◆ **Extract**
(begin)
RATING: 3 out of 10 rolls of duct tape

Friday, June 15, 2018

Rock the Kasbah

Year 10, Day 165 - 6/14/18 - Movie #2,961

BEFORE: Kate Hudson carries over from "Wish I Was Here", and I think I missed the opportunity to watch this one on cable.  It ran briefly, if I remember correctly, but soon disappeared.  But it made my mental radar as a film to check out, so I've made a point of trying to get to those films, too.  I was going to watch this one last year right after "Drugstore Cowboy", but that just didn't work out.

If this film is about a rock and roll manager, it's a great reminder that in just over a month, I'm going to table narrative films for a while and devote a month and a half to rock music documentaries.  I just bought one DVD on eBay to bridge one gap in the line-up, I've got over a dozen docs and concert films piled up on DVD, and the rest is going to come from Netflix, iTunes and Amazon.  There's so much overlap, with the same music stars and experts being interviewed or seen in each film, that I think there's only one break in the chain over the 45 days.  The hardest part will come later in the year, when I add up how many appearances each person has made in this year's films, and I tend to count archive footage as well as appearing live on camera for a film.  Like if McCartney or Jagger appear in a few seconds of concert footage in a documentary about someone else, well that's going to count.  So as much work as I do putting films in a proper order, that work gets doubled at the end of the year when it's time to total everything up. 


THE PLOT: A down-on-his-luck music manager discovers a teenage girl with an extraordinary voice while on a music tour in Afghanistan and takes her to Kabul to compete on the popular television show "Afghan Star".     

AFTER: I was having a conversation with a friend the other day about Paul Rudd - I forget the context, but together we figured out how good he is at playing schlubs, or loser-ish type characters.  This came up again in my mind while watching Zach Braff in "Wish I Was Here", because he tends to gravitate toward those same roles.  Steve Carell was in that same space for a long while, but for the original perennial loser character actor, you've got to go back to Bill Murray.  From "Stripes" to "Caddyshack" to "Ghostbusters", there's been nobody better poised to occupy that lane than Mr. Murray.  And that was just the 1980's - more recently he took that tactic in "Rushmore", "Broken Flowers", "Lost in Translation" and "St. Vincent".  And I feel like even then I'm leaving a lot of good examples out, like "What About Bob?", "Larger Than Life", "Quick Change" and "Groundhog Day"?
(end)
◆ **Stored data**
(begin)
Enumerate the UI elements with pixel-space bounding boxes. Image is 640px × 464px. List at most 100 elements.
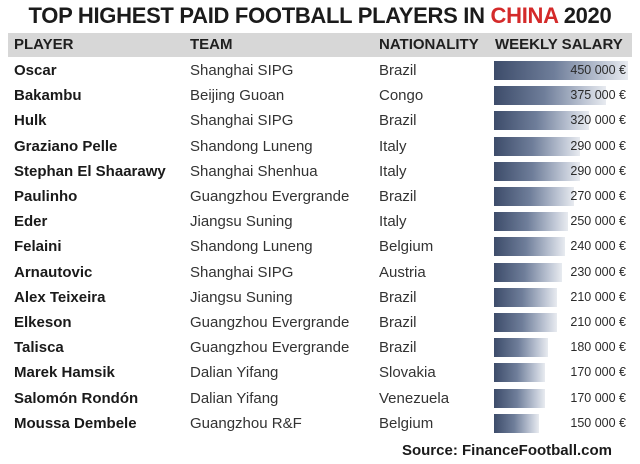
table-header: PLAYER TEAM NATIONALITY WEEKLY SALARY <box>8 33 632 57</box>
nationality-cell: Slovakia <box>379 364 436 382</box>
salary-bar <box>494 86 606 106</box>
salary-bar <box>494 287 557 307</box>
nationality-cell: Brazil <box>379 288 417 306</box>
nationality-cell: Brazil <box>379 314 417 331</box>
salary-label: 170 000 € <box>570 365 626 380</box>
salary-label: 210 000 € <box>570 315 626 329</box>
player-cell: Felaini <box>14 238 62 256</box>
salary-bar <box>494 111 590 131</box>
title-main: TOP HIGHEST PAID FOOTBALL PLAYERS IN <box>28 3 485 28</box>
player-cell: Oscar <box>14 62 57 79</box>
chart-title: TOP HIGHEST PAID FOOTBALL PLAYERS IN CHI… <box>0 2 640 30</box>
player-cell: Salomón Rondón <box>14 389 139 407</box>
salary-bar <box>494 61 628 80</box>
nationality-cell: Venezuela <box>379 389 450 407</box>
team-cell: Shandong Luneng <box>190 238 313 256</box>
team-cell: Shanghai SIPG <box>190 263 294 281</box>
nationality-cell: Brazil <box>379 188 417 205</box>
nationality-cell: Brazil <box>379 339 417 357</box>
salary-label: 250 000 € <box>570 214 626 229</box>
header-team: TEAM <box>190 36 233 53</box>
table-row: Moussa Dembele Guangzhou R&F Belgium 150 00… <box>8 411 632 436</box>
player-cell: Alex Teixeira <box>14 288 106 306</box>
salary-bar <box>494 237 566 257</box>
salary-bar <box>494 187 575 206</box>
player-cell: Paulinho <box>14 188 78 205</box>
player-cell: Graziano Pelle <box>14 137 118 155</box>
salary-bar <box>494 136 581 156</box>
salary-label: 180 000 € <box>570 340 626 355</box>
salary-label: 150 000 € <box>570 415 626 430</box>
table-row: Graziano Pelle Shandong Luneng Italy 290 00… <box>8 134 632 159</box>
table-row: Hulk Shanghai SIPG Brazil 320 000 € <box>8 108 632 133</box>
salary-bar <box>494 212 569 232</box>
salary-bar <box>494 161 581 181</box>
player-cell: Stephan El Shaarawy <box>14 162 166 180</box>
nationality-cell: Brazil <box>379 112 417 130</box>
salary-bar <box>494 363 545 383</box>
table-row: Talisca Guangzhou Evergrande Brazil 180 000… <box>8 335 632 360</box>
nationality-cell: Italy <box>379 137 407 155</box>
team-cell: Guangzhou R&F <box>190 414 302 432</box>
title-year: 2020 <box>563 3 612 28</box>
salary-label: 375 000 € <box>570 88 626 103</box>
team-cell: Jiangsu Suning <box>190 288 293 306</box>
player-cell: Moussa Dembele <box>14 414 137 432</box>
salary-label: 450 000 € <box>570 63 626 77</box>
salary-label: 210 000 € <box>570 289 626 304</box>
salary-bar <box>494 413 539 433</box>
table-row: Marek Hamsik Dalian Yifang Slovakia 170 000… <box>8 360 632 385</box>
nationality-cell: Italy <box>379 213 407 231</box>
nationality-cell: Brazil <box>379 62 417 79</box>
table-row: Arnautovic Shanghai SIPG Austria 230 000 € <box>8 260 632 285</box>
team-cell: Jiangsu Suning <box>190 213 293 231</box>
salary-label: 170 000 € <box>570 390 626 405</box>
table-row: Stephan El Shaarawy Shanghai Shenhua Italy… <box>8 159 632 184</box>
team-cell: Guangzhou Evergrande <box>190 339 350 357</box>
header-salary: WEEKLY SALARY <box>495 36 623 53</box>
nationality-cell: Austria <box>379 263 426 281</box>
player-cell: Eder <box>14 213 48 231</box>
player-cell: Marek Hamsik <box>14 364 115 382</box>
table-row: Bakambu Beijing Guoan Congo 375 000 € <box>8 83 632 108</box>
header-nationality: NATIONALITY <box>379 36 479 53</box>
title-highlight: CHINA <box>490 3 559 28</box>
team-cell: Guangzhou Evergrande <box>190 188 350 205</box>
nationality-cell: Belgium <box>379 414 434 432</box>
team-cell: Beijing Guoan <box>190 87 285 105</box>
player-cell: Bakambu <box>14 87 82 105</box>
salary-label: 290 000 € <box>570 138 626 153</box>
team-cell: Guangzhou Evergrande <box>190 314 350 331</box>
source-note: Source: FinanceFootball.com <box>401 442 612 459</box>
salary-bar <box>494 338 548 358</box>
table-row: Elkeson Guangzhou Evergrande Brazil 210 000… <box>8 310 632 335</box>
salary-label: 230 000 € <box>570 264 626 279</box>
table-row: Oscar Shanghai SIPG Brazil 450 000 € <box>8 58 632 83</box>
table-row: Salomón Rondón Dalian Yifang Venezuela 170 … <box>8 386 632 411</box>
team-cell: Shanghai SIPG <box>190 112 294 130</box>
player-cell: Arnautovic <box>14 263 93 281</box>
salary-label: 320 000 € <box>570 113 626 128</box>
team-cell: Shandong Luneng <box>190 137 313 155</box>
table-row: Paulinho Guangzhou Evergrande Brazil 270 00… <box>8 184 632 209</box>
nationality-cell: Congo <box>379 87 424 105</box>
header-player: PLAYER <box>14 36 74 53</box>
table-row: Alex Teixeira Jiangsu Suning Brazil 210 000… <box>8 285 632 310</box>
salary-bar <box>494 262 563 282</box>
salary-bar <box>494 313 557 332</box>
salary-label: 290 000 € <box>570 163 626 178</box>
table-row: Felaini Shandong Luneng Belgium 240 000 € <box>8 234 632 259</box>
player-cell: Hulk <box>14 112 47 130</box>
team-cell: Dalian Yifang <box>190 389 279 407</box>
team-cell: Shanghai SIPG <box>190 62 294 79</box>
player-cell: Elkeson <box>14 314 72 331</box>
team-cell: Dalian Yifang <box>190 364 279 382</box>
nationality-cell: Belgium <box>379 238 434 256</box>
salary-label: 240 000 € <box>570 239 626 254</box>
player-cell: Talisca <box>14 339 64 357</box>
salary-label: 270 000 € <box>570 189 626 203</box>
table-row: Eder Jiangsu Suning Italy 250 000 € <box>8 209 632 234</box>
salary-bar <box>494 388 545 408</box>
nationality-cell: Italy <box>379 162 407 180</box>
team-cell: Shanghai Shenhua <box>190 162 318 180</box>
(end)
◆ **Set problem**
Can you reproduce word for word everything in the Rock the Kasbah review from "BEFORE: Kate Hudson" down to "didn't work out."?

◆ **Response to the task**
BEFORE: Kate Hudson carries over from "Wish I Was Here", and I think I missed the opportunity to watch this one on cable.  It ran briefly, if I remember correctly, but soon disappeared.  But it made my mental radar as a film to check out, so I've made a point of trying to get to those films, too.  I was going to watch this one last year right after "Drugstore Cowboy", but that just didn't work out.